* **Brief**:
Records follow. Copy every line with "deposit".

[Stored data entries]
_ _ _ _ _ _ _
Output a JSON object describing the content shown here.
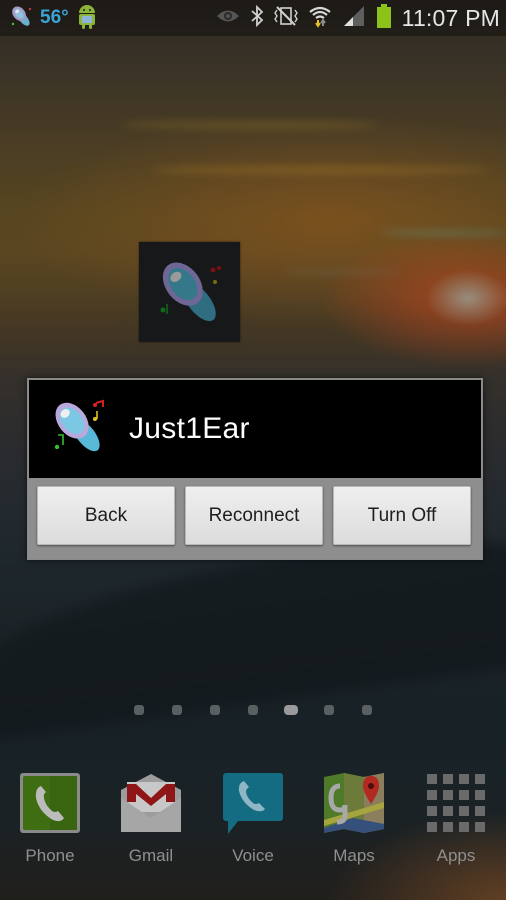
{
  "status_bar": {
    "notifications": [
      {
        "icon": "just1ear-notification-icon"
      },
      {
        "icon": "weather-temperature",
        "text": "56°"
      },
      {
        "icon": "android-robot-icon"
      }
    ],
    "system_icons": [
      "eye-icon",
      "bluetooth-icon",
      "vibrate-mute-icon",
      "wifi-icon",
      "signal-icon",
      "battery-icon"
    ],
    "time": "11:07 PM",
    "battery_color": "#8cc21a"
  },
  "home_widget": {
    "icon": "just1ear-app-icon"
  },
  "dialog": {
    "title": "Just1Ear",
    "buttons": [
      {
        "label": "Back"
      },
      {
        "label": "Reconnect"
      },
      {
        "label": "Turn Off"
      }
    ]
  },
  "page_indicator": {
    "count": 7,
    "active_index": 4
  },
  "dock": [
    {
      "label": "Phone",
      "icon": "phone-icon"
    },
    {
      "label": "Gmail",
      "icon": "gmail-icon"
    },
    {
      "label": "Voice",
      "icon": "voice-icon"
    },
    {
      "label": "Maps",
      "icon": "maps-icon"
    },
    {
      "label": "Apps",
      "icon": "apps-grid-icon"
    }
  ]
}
_ _ _ _ _ _ _
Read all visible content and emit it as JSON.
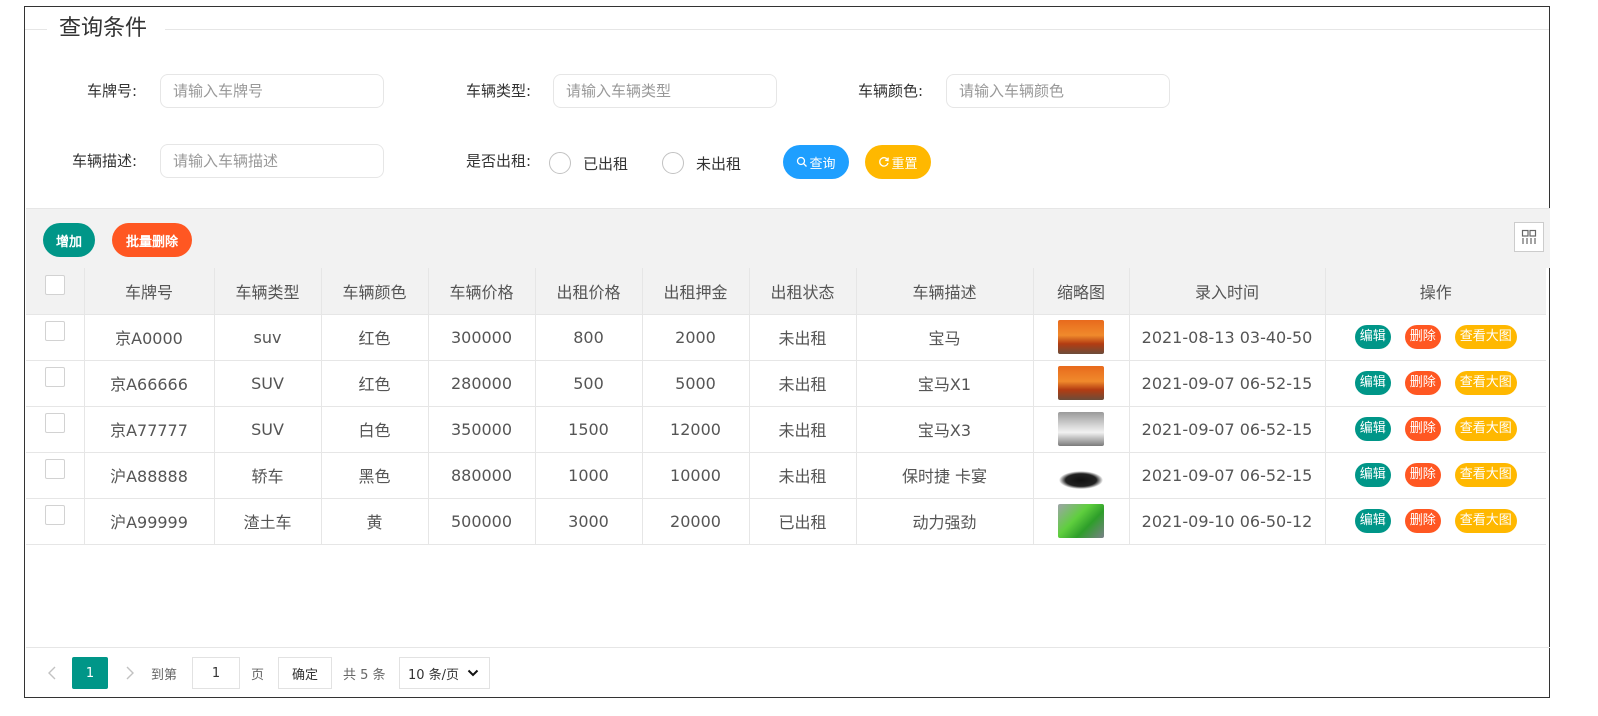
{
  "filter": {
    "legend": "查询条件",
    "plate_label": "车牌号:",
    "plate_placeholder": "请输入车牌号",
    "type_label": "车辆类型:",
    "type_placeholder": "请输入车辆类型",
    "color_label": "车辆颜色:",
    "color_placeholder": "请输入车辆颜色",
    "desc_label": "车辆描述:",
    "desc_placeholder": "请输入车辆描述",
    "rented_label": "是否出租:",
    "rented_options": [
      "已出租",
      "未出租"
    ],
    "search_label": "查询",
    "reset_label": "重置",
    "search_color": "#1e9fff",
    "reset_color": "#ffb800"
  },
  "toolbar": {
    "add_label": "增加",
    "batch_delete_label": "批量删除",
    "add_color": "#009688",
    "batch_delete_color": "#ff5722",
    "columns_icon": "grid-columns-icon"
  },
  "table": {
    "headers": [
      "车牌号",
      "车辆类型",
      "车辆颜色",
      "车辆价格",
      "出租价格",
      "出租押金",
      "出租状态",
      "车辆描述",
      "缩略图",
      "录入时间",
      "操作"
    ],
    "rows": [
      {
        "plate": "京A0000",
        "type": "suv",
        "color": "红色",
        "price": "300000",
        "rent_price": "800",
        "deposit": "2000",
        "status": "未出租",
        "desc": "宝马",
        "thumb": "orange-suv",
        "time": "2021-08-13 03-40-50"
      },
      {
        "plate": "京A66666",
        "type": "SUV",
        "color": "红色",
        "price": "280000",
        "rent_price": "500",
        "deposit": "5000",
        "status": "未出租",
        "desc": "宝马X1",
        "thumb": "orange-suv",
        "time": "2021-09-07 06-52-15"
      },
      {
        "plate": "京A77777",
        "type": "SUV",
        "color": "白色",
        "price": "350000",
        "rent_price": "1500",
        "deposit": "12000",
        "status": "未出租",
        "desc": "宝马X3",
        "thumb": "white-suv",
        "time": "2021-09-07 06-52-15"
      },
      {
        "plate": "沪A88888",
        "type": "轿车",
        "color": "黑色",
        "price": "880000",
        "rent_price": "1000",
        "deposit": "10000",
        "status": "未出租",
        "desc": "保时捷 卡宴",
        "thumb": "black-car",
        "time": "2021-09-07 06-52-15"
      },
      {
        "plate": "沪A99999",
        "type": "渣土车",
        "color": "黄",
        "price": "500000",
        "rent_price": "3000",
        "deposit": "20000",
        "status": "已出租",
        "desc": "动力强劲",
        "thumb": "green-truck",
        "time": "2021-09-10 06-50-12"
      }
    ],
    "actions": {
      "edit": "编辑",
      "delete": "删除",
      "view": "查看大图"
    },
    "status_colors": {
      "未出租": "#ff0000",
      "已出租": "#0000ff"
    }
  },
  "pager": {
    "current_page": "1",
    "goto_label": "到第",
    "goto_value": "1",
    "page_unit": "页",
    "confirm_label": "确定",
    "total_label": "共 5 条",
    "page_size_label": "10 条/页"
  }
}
_ _ _ _ _ _ _
* **Complete answer**:
        "deposit": "2000",
        "deposit": "5000",
        "deposit": "12000",
        "deposit": "10000",
        "deposit": "20000",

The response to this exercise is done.